▶ Given instruction: The records are to be restated in their entirety, word for word.

▶ Dataset excerpts:
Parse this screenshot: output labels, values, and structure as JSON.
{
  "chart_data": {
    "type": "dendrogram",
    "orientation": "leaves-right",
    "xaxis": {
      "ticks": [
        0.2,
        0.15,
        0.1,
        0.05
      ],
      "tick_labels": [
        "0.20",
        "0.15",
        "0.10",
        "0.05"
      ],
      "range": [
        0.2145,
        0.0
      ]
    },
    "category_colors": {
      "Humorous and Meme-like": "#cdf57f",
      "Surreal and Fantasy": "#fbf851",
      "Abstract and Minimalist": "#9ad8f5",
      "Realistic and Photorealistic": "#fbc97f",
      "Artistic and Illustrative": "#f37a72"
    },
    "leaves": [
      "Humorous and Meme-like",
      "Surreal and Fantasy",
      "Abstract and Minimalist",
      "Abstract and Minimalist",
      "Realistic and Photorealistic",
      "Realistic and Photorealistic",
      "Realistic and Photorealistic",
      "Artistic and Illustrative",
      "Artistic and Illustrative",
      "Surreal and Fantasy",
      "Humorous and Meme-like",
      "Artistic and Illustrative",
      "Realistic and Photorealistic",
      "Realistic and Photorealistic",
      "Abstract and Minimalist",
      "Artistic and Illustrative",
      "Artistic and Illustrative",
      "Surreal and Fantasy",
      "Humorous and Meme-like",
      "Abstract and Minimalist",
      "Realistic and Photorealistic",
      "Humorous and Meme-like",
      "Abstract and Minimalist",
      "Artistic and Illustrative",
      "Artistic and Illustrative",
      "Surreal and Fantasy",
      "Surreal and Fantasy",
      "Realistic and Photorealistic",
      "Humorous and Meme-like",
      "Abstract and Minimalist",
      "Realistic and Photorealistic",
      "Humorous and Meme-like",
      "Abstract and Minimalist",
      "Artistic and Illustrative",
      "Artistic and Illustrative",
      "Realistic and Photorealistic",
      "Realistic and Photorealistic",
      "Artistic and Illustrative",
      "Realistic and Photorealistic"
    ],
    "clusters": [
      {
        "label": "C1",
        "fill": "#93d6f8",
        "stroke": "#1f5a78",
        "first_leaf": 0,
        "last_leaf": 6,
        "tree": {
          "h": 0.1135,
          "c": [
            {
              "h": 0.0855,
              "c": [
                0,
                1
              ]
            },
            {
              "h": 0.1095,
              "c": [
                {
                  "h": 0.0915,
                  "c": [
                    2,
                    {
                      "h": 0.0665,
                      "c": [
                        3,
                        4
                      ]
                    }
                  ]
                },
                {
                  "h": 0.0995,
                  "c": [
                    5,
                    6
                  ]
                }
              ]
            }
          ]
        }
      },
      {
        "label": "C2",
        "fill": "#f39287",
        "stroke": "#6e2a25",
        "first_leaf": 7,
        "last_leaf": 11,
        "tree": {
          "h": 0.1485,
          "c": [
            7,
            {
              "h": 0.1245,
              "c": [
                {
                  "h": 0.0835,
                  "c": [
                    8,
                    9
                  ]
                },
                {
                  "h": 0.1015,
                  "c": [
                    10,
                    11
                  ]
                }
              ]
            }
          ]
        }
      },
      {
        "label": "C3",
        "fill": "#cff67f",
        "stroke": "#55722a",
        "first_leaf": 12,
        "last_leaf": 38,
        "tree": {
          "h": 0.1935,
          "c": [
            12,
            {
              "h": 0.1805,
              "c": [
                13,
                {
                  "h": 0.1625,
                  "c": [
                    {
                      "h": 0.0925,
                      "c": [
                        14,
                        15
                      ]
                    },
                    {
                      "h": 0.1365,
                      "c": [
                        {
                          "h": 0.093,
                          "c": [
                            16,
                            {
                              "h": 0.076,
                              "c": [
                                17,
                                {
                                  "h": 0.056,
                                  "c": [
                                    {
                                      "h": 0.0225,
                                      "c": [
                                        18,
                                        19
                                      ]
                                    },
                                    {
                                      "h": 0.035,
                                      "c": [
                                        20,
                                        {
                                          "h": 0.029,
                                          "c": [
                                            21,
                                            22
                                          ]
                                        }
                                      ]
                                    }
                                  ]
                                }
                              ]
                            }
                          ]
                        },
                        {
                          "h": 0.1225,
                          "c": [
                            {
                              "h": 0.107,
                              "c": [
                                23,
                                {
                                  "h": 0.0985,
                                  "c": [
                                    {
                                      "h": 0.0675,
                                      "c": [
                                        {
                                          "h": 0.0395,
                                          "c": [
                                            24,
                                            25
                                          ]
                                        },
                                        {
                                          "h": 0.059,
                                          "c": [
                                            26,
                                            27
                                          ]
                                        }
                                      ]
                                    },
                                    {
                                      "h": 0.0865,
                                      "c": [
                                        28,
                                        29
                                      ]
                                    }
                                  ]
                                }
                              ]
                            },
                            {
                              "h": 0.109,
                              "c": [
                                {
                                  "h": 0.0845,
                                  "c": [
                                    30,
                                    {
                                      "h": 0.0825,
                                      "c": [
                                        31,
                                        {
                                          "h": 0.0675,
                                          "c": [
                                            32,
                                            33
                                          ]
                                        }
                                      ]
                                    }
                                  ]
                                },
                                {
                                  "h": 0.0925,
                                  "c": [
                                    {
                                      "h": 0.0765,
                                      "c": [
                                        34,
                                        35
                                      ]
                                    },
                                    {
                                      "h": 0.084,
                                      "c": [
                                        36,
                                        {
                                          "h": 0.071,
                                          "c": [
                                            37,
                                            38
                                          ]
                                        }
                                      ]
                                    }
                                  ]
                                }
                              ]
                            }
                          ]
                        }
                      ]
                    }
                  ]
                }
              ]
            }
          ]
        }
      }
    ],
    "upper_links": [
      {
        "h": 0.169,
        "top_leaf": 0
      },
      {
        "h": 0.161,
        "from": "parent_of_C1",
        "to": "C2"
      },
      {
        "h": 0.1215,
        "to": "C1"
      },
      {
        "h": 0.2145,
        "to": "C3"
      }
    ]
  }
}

▶ Correct result:
Parse this screenshot: output labels, values, and structure as JSON.
{
  "chart_data": {
    "type": "dendrogram",
    "orientation": "leaves-right",
    "xaxis": {
      "ticks": [
        0.2,
        0.15,
        0.1,
        0.05
      ],
      "tick_labels": [
        "0.20",
        "0.15",
        "0.10",
        "0.05"
      ],
      "range": [
        0.2145,
        0.0
      ]
    },
    "category_colors": {
      "Humorous and Meme-like": "#cdf57f",
      "Surreal and Fantasy": "#fbf851",
      "Abstract and Minimalist": "#9ad8f5",
      "Realistic and Photorealistic": "#fbc97f",
      "Artistic and Illustrative": "#f37a72"
    },
    "leaves": [
      "Humorous and Meme-like",
      "Surreal and Fantasy",
      "Abstract and Minimalist",
      "Abstract and Minimalist",
      "Realistic and Photorealistic",
      "Realistic and Photorealistic",
      "Realistic and Photorealistic",
      "Artistic and Illustrative",
      "Artistic and Illustrative",
      "Surreal and Fantasy",
      "Humorous and Meme-like",
      "Artistic and Illustrative",
      "Realistic and Photorealistic",
      "Realistic and Photorealistic",
      "Abstract and Minimalist",
      "Artistic and Illustrative",
      "Artistic and Illustrative",
      "Surreal and Fantasy",
      "Humorous and Meme-like",
      "Abstract and Minimalist",
      "Realistic and Photorealistic",
      "Humorous and Meme-like",
      "Abstract and Minimalist",
      "Artistic and Illustrative",
      "Artistic and Illustrative",
      "Surreal and Fantasy",
      "Surreal and Fantasy",
      "Realistic and Photorealistic",
      "Humorous and Meme-like",
      "Abstract and Minimalist",
      "Realistic and Photorealistic",
      "Humorous and Meme-like",
      "Abstract and Minimalist",
      "Artistic and Illustrative",
      "Artistic and Illustrative",
      "Realistic and Photorealistic",
      "Realistic and Photorealistic",
      "Artistic and Illustrative",
      "Realistic and Photorealistic"
    ],
    "clusters": [
      {
        "label": "C1",
        "fill": "#93d6f8",
        "stroke": "#1f5a78",
        "first_leaf": 0,
        "last_leaf": 6,
        "tree": {
          "h": 0.1135,
          "c": [
            {
              "h": 0.0855,
              "c": [
                0,
                1
              ]
            },
            {
              "h": 0.1095,
              "c": [
                {
                  "h": 0.0915,
                  "c": [
                    2,
                    {
                      "h": 0.0665,
                      "c": [
                        3,
                        4
                      ]
                    }
                  ]
                },
                {
                  "h": 0.0995,
                  "c": [
                    5,
                    6
                  ]
                }
              ]
            }
          ]
        }
      },
      {
        "label": "C2",
        "fill": "#f39287",
        "stroke": "#6e2a25",
        "first_leaf": 7,
        "last_leaf": 11,
        "tree": {
          "h": 0.1485,
          "c": [
            7,
            {
              "h": 0.1245,
              "c": [
                {
                  "h": 0.0835,
                  "c": [
                    8,
                    9
                  ]
                },
                {
                  "h": 0.1015,
                  "c": [
                    10,
                    11
                  ]
                }
              ]
            }
          ]
        }
      },
      {
        "label": "C3",
        "fill": "#cff67f",
        "stroke": "#55722a",
        "first_leaf": 12,
        "last_leaf": 38,
        "tree": {
          "h": 0.1935,
          "c": [
            12,
            {
              "h": 0.1805,
              "c": [
                13,
                {
                  "h": 0.1625,
                  "c": [
                    {
                      "h": 0.0925,
                      "c": [
                        14,
                        15
                      ]
                    },
                    {
                      "h": 0.1365,
                      "c": [
                        {
                          "h": 0.093,
                          "c": [
                            16,
                            {
                              "h": 0.076,
                              "c": [
                                17,
                                {
                                  "h": 0.056,
                                  "c": [
                                    {
                                      "h": 0.0225,
                                      "c": [
                                        18,
                                        19
                                      ]
                                    },
                                    {
                                      "h": 0.035,
                                      "c": [
                                        20,
                                        {
                                          "h": 0.029,
                                          "c": [
                                            21,
                                            22
                                          ]
                                        }
                                      ]
                                    }
                                  ]
                                }
                              ]
                            }
                          ]
                        },
                        {
                          "h": 0.1225,
                          "c": [
                            {
                              "h": 0.107,
                              "c": [
                                23,
                                {
                                  "h": 0.0985,
                                  "c": [
                                    {
                                      "h": 0.0675,
                                      "c": [
                                        {
                                          "h": 0.0395,
                                          "c": [
                                            24,
                                            25
                                          ]
                                        },
                                        {
                                          "h": 0.059,
                                          "c": [
                                            26,
                                            27
                                          ]
                                        }
                                      ]
                                    },
                                    {
                                      "h": 0.0865,
                                      "c": [
                                        28,
                                        29
                                      ]
                                    }
                                  ]
                                }
                              ]
                            },
                            {
                              "h": 0.109,
                              "c": [
                                {
                                  "h": 0.0845,
                                  "c": [
                                    30,
                                    {
                                      "h": 0.0825,
                                      "c": [
                                        31,
                                        {
                                          "h": 0.0675,
                                          "c": [
                                            32,
                                            33
                                          ]
                                        }
                                      ]
                                    }
                                  ]
                                },
                                {
                                  "h": 0.0925,
                                  "c": [
                                    {
                                      "h": 0.0765,
                                      "c": [
                                        34,
                                        35
                                      ]
                                    },
                                    {
                                      "h": 0.084,
                                      "c": [
                                        36,
                                        {
                                          "h": 0.071,
                                          "c": [
                                            37,
                                            38
                                          ]
                                        }
                                      ]
                                    }
                                  ]
                                }
                              ]
                            }
                          ]
                        }
                      ]
                    }
                  ]
                }
              ]
            }
          ]
        }
      }
    ],
    "upper_links": [
      {
        "h": 0.169,
        "top_leaf": 0
      },
      {
        "h": 0.161,
        "from": "parent_of_C1",
        "to": "C2"
      },
      {
        "h": 0.1215,
        "to": "C1"
      },
      {
        "h": 0.2145,
        "to": "C3"
      }
    ]
  }
}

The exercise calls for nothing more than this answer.